+++ Records shown +++

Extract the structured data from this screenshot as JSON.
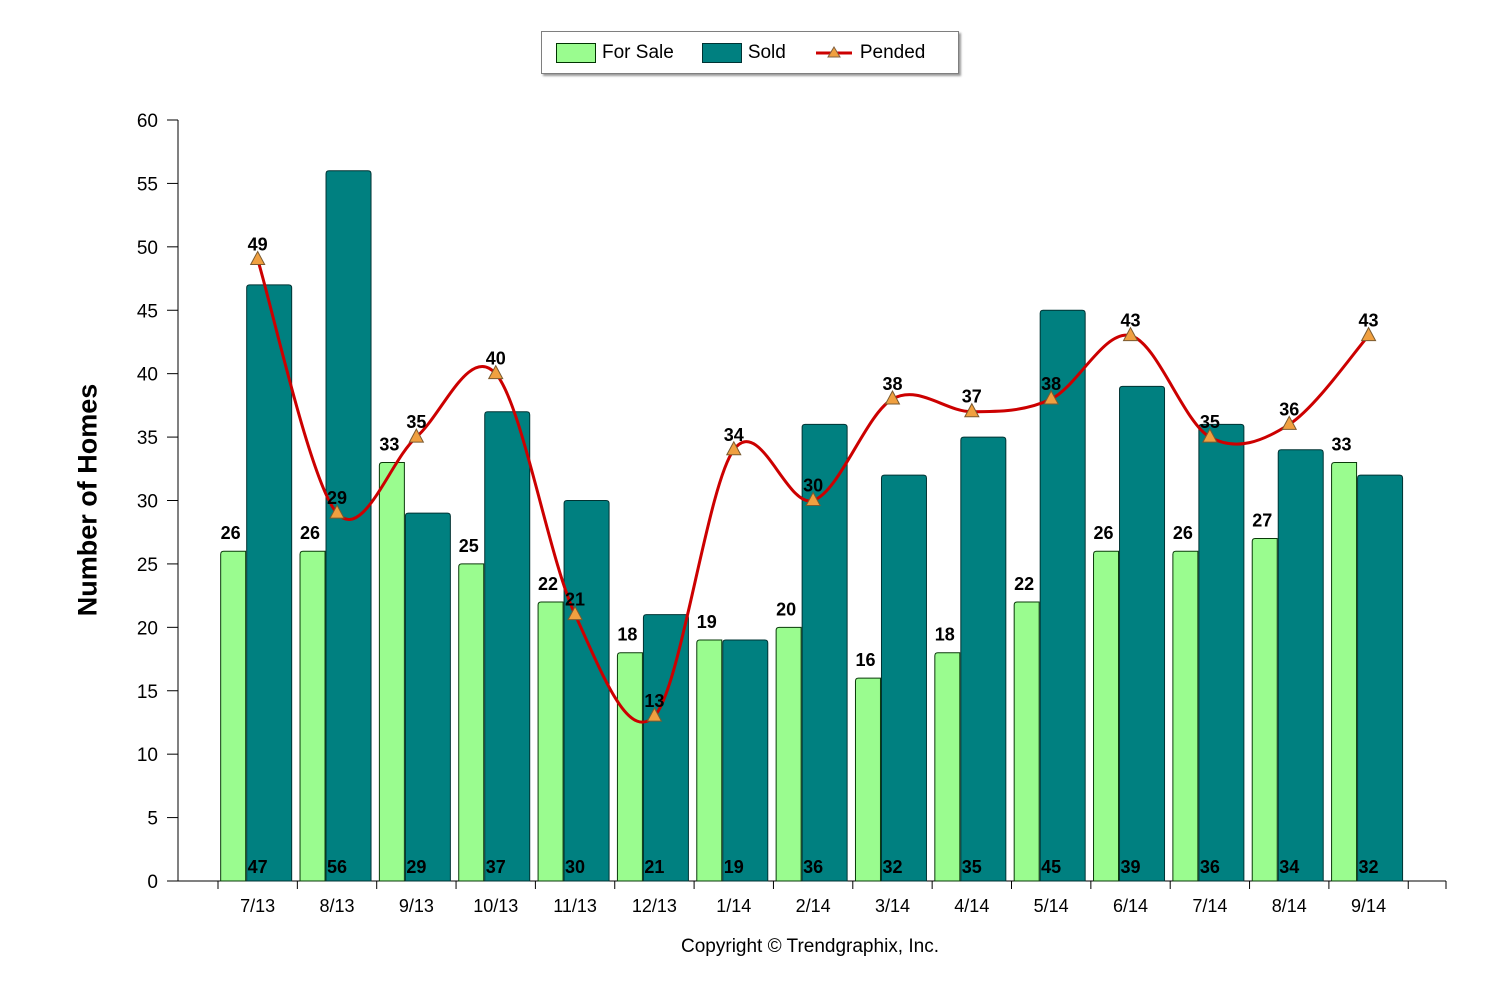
{
  "chart_data": {
    "type": "bar",
    "categories": [
      "7/13",
      "8/13",
      "9/13",
      "10/13",
      "11/13",
      "12/13",
      "1/14",
      "2/14",
      "3/14",
      "4/14",
      "5/14",
      "6/14",
      "7/14",
      "8/14",
      "9/14"
    ],
    "series": [
      {
        "name": "For Sale",
        "type": "bar",
        "values": [
          26,
          26,
          33,
          25,
          22,
          18,
          19,
          20,
          16,
          18,
          22,
          26,
          26,
          27,
          33
        ]
      },
      {
        "name": "Sold",
        "type": "bar",
        "values": [
          47,
          56,
          29,
          37,
          30,
          21,
          19,
          36,
          32,
          35,
          45,
          39,
          36,
          34,
          32
        ]
      },
      {
        "name": "Pended",
        "type": "line",
        "values": [
          49,
          29,
          35,
          40,
          21,
          13,
          34,
          30,
          38,
          37,
          38,
          43,
          35,
          36,
          43
        ]
      }
    ],
    "ylabel": "Number of Homes",
    "xlabel": "",
    "ylim": [
      0,
      60
    ],
    "yticks": [
      0,
      5,
      10,
      15,
      20,
      25,
      30,
      35,
      40,
      45,
      50,
      55,
      60
    ],
    "legend_position": "top-center",
    "grid": false
  },
  "colors": {
    "for_sale": "#9afc8f",
    "sold": "#008080",
    "pended_line": "#cc0000",
    "pended_marker": "#f0a040"
  },
  "legend": {
    "for_sale": "For Sale",
    "sold": "Sold",
    "pended": "Pended"
  },
  "footer": {
    "copyright": "Copyright © Trendgraphix, Inc."
  }
}
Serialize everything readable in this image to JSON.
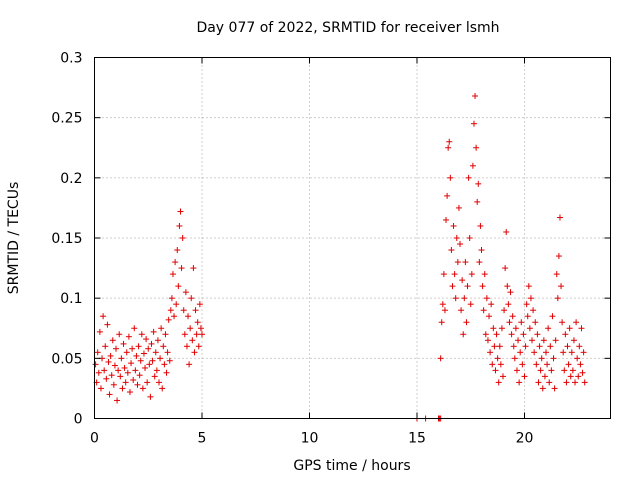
{
  "chart_data": {
    "type": "scatter",
    "title": "Day 077 of 2022, SRMTID for receiver lsmh",
    "xlabel": "GPS time / hours",
    "ylabel": "SRMTID / TECUs",
    "xlim": [
      0,
      24
    ],
    "ylim": [
      0,
      0.3
    ],
    "xticks": [
      0,
      5,
      10,
      15,
      20
    ],
    "yticks": [
      0,
      0.05,
      0.1,
      0.15,
      0.2,
      0.25,
      0.3
    ],
    "xtick_labels": [
      "0",
      "5",
      "10",
      "15",
      "20"
    ],
    "ytick_labels": [
      "0",
      "0.05",
      "0.1",
      "0.15",
      "0.2",
      "0.25",
      "0.3"
    ],
    "grid": true,
    "marker": "+",
    "color": "#e00000",
    "series": [
      {
        "name": "SRMTID",
        "points": [
          [
            0.05,
            0.045
          ],
          [
            0.1,
            0.03
          ],
          [
            0.15,
            0.055
          ],
          [
            0.2,
            0.038
          ],
          [
            0.25,
            0.072
          ],
          [
            0.3,
            0.025
          ],
          [
            0.35,
            0.05
          ],
          [
            0.4,
            0.085
          ],
          [
            0.45,
            0.04
          ],
          [
            0.5,
            0.06
          ],
          [
            0.55,
            0.033
          ],
          [
            0.6,
            0.078
          ],
          [
            0.65,
            0.047
          ],
          [
            0.7,
            0.02
          ],
          [
            0.75,
            0.052
          ],
          [
            0.8,
            0.036
          ],
          [
            0.85,
            0.065
          ],
          [
            0.9,
            0.028
          ],
          [
            0.95,
            0.044
          ],
          [
            1.0,
            0.058
          ],
          [
            1.05,
            0.015
          ],
          [
            1.1,
            0.04
          ],
          [
            1.15,
            0.07
          ],
          [
            1.2,
            0.035
          ],
          [
            1.25,
            0.05
          ],
          [
            1.3,
            0.025
          ],
          [
            1.35,
            0.062
          ],
          [
            1.4,
            0.042
          ],
          [
            1.45,
            0.03
          ],
          [
            1.5,
            0.055
          ],
          [
            1.55,
            0.038
          ],
          [
            1.6,
            0.068
          ],
          [
            1.65,
            0.022
          ],
          [
            1.7,
            0.046
          ],
          [
            1.75,
            0.058
          ],
          [
            1.8,
            0.032
          ],
          [
            1.85,
            0.075
          ],
          [
            1.9,
            0.04
          ],
          [
            1.95,
            0.052
          ],
          [
            2.0,
            0.028
          ],
          [
            2.05,
            0.06
          ],
          [
            2.1,
            0.036
          ],
          [
            2.15,
            0.048
          ],
          [
            2.2,
            0.07
          ],
          [
            2.25,
            0.025
          ],
          [
            2.3,
            0.054
          ],
          [
            2.35,
            0.042
          ],
          [
            2.4,
            0.066
          ],
          [
            2.45,
            0.03
          ],
          [
            2.5,
            0.058
          ],
          [
            2.55,
            0.045
          ],
          [
            2.6,
            0.018
          ],
          [
            2.65,
            0.062
          ],
          [
            2.7,
            0.048
          ],
          [
            2.75,
            0.072
          ],
          [
            2.8,
            0.035
          ],
          [
            2.85,
            0.055
          ],
          [
            2.9,
            0.04
          ],
          [
            2.95,
            0.065
          ],
          [
            3.0,
            0.03
          ],
          [
            3.05,
            0.05
          ],
          [
            3.1,
            0.075
          ],
          [
            3.15,
            0.025
          ],
          [
            3.2,
            0.06
          ],
          [
            3.25,
            0.045
          ],
          [
            3.3,
            0.07
          ],
          [
            3.35,
            0.038
          ],
          [
            3.4,
            0.055
          ],
          [
            3.45,
            0.082
          ],
          [
            3.5,
            0.048
          ],
          [
            3.55,
            0.09
          ],
          [
            3.6,
            0.1
          ],
          [
            3.65,
            0.12
          ],
          [
            3.7,
            0.085
          ],
          [
            3.75,
            0.13
          ],
          [
            3.8,
            0.095
          ],
          [
            3.85,
            0.14
          ],
          [
            3.9,
            0.11
          ],
          [
            3.95,
            0.16
          ],
          [
            4.0,
            0.172
          ],
          [
            4.05,
            0.125
          ],
          [
            4.1,
            0.15
          ],
          [
            4.15,
            0.09
          ],
          [
            4.2,
            0.07
          ],
          [
            4.25,
            0.105
          ],
          [
            4.3,
            0.06
          ],
          [
            4.35,
            0.085
          ],
          [
            4.4,
            0.045
          ],
          [
            4.45,
            0.075
          ],
          [
            4.5,
            0.1
          ],
          [
            4.55,
            0.065
          ],
          [
            4.6,
            0.125
          ],
          [
            4.65,
            0.055
          ],
          [
            4.7,
            0.09
          ],
          [
            4.75,
            0.07
          ],
          [
            4.8,
            0.08
          ],
          [
            4.85,
            0.06
          ],
          [
            4.9,
            0.095
          ],
          [
            4.95,
            0.075
          ],
          [
            5.0,
            0.07
          ],
          [
            15.0,
            0.0
          ],
          [
            15.4,
            0.0
          ],
          [
            16.0,
            0.0
          ],
          [
            16.05,
            0.0
          ],
          [
            16.1,
            0.0
          ],
          [
            16.1,
            0.05
          ],
          [
            16.15,
            0.08
          ],
          [
            16.2,
            0.095
          ],
          [
            16.25,
            0.12
          ],
          [
            16.3,
            0.09
          ],
          [
            16.35,
            0.165
          ],
          [
            16.4,
            0.185
          ],
          [
            16.45,
            0.225
          ],
          [
            16.5,
            0.23
          ],
          [
            16.55,
            0.2
          ],
          [
            16.6,
            0.14
          ],
          [
            16.65,
            0.11
          ],
          [
            16.7,
            0.16
          ],
          [
            16.75,
            0.12
          ],
          [
            16.8,
            0.1
          ],
          [
            16.85,
            0.15
          ],
          [
            16.9,
            0.13
          ],
          [
            16.95,
            0.175
          ],
          [
            17.0,
            0.145
          ],
          [
            17.05,
            0.09
          ],
          [
            17.1,
            0.115
          ],
          [
            17.15,
            0.07
          ],
          [
            17.2,
            0.1
          ],
          [
            17.25,
            0.13
          ],
          [
            17.3,
            0.08
          ],
          [
            17.35,
            0.11
          ],
          [
            17.4,
            0.2
          ],
          [
            17.45,
            0.15
          ],
          [
            17.5,
            0.095
          ],
          [
            17.55,
            0.12
          ],
          [
            17.6,
            0.21
          ],
          [
            17.65,
            0.245
          ],
          [
            17.7,
            0.268
          ],
          [
            17.75,
            0.225
          ],
          [
            17.8,
            0.18
          ],
          [
            17.85,
            0.195
          ],
          [
            17.9,
            0.13
          ],
          [
            17.95,
            0.16
          ],
          [
            18.0,
            0.14
          ],
          [
            18.05,
            0.11
          ],
          [
            18.1,
            0.09
          ],
          [
            18.15,
            0.12
          ],
          [
            18.2,
            0.07
          ],
          [
            18.25,
            0.1
          ],
          [
            18.3,
            0.065
          ],
          [
            18.35,
            0.085
          ],
          [
            18.4,
            0.055
          ],
          [
            18.45,
            0.095
          ],
          [
            18.5,
            0.045
          ],
          [
            18.55,
            0.075
          ],
          [
            18.6,
            0.06
          ],
          [
            18.65,
            0.04
          ],
          [
            18.7,
            0.07
          ],
          [
            18.75,
            0.05
          ],
          [
            18.8,
            0.03
          ],
          [
            18.85,
            0.06
          ],
          [
            18.9,
            0.045
          ],
          [
            18.95,
            0.075
          ],
          [
            19.0,
            0.035
          ],
          [
            19.05,
            0.09
          ],
          [
            19.1,
            0.125
          ],
          [
            19.15,
            0.155
          ],
          [
            19.2,
            0.11
          ],
          [
            19.25,
            0.095
          ],
          [
            19.3,
            0.08
          ],
          [
            19.35,
            0.105
          ],
          [
            19.4,
            0.07
          ],
          [
            19.45,
            0.085
          ],
          [
            19.5,
            0.06
          ],
          [
            19.55,
            0.05
          ],
          [
            19.6,
            0.075
          ],
          [
            19.65,
            0.04
          ],
          [
            19.7,
            0.065
          ],
          [
            19.75,
            0.03
          ],
          [
            19.8,
            0.055
          ],
          [
            19.85,
            0.08
          ],
          [
            19.9,
            0.045
          ],
          [
            19.95,
            0.07
          ],
          [
            20.0,
            0.035
          ],
          [
            20.05,
            0.06
          ],
          [
            20.1,
            0.095
          ],
          [
            20.15,
            0.085
          ],
          [
            20.2,
            0.11
          ],
          [
            20.25,
            0.075
          ],
          [
            20.3,
            0.1
          ],
          [
            20.35,
            0.065
          ],
          [
            20.4,
            0.09
          ],
          [
            20.45,
            0.055
          ],
          [
            20.5,
            0.08
          ],
          [
            20.55,
            0.045
          ],
          [
            20.6,
            0.07
          ],
          [
            20.65,
            0.03
          ],
          [
            20.7,
            0.06
          ],
          [
            20.75,
            0.04
          ],
          [
            20.8,
            0.05
          ],
          [
            20.85,
            0.025
          ],
          [
            20.9,
            0.065
          ],
          [
            20.95,
            0.035
          ],
          [
            21.0,
            0.055
          ],
          [
            21.05,
            0.045
          ],
          [
            21.1,
            0.075
          ],
          [
            21.15,
            0.03
          ],
          [
            21.2,
            0.06
          ],
          [
            21.25,
            0.04
          ],
          [
            21.3,
            0.085
          ],
          [
            21.35,
            0.05
          ],
          [
            21.4,
            0.025
          ],
          [
            21.45,
            0.065
          ],
          [
            21.5,
            0.12
          ],
          [
            21.55,
            0.1
          ],
          [
            21.6,
            0.135
          ],
          [
            21.65,
            0.167
          ],
          [
            21.7,
            0.11
          ],
          [
            21.75,
            0.08
          ],
          [
            21.8,
            0.055
          ],
          [
            21.85,
            0.04
          ],
          [
            21.9,
            0.07
          ],
          [
            21.95,
            0.03
          ],
          [
            22.0,
            0.06
          ],
          [
            22.05,
            0.045
          ],
          [
            22.1,
            0.075
          ],
          [
            22.15,
            0.035
          ],
          [
            22.2,
            0.055
          ],
          [
            22.25,
            0.04
          ],
          [
            22.3,
            0.065
          ],
          [
            22.35,
            0.03
          ],
          [
            22.4,
            0.08
          ],
          [
            22.45,
            0.05
          ],
          [
            22.5,
            0.035
          ],
          [
            22.55,
            0.06
          ],
          [
            22.6,
            0.045
          ],
          [
            22.65,
            0.075
          ],
          [
            22.7,
            0.038
          ],
          [
            22.75,
            0.055
          ],
          [
            22.8,
            0.03
          ]
        ]
      }
    ]
  }
}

+++

Task goal: Filter the records for lines holding the string "type". Copy each one.

Problem solution:
    "type": "bar",
        "type": "bar",
        "type": "bar",
        "type": "line",
    "type": "scatter",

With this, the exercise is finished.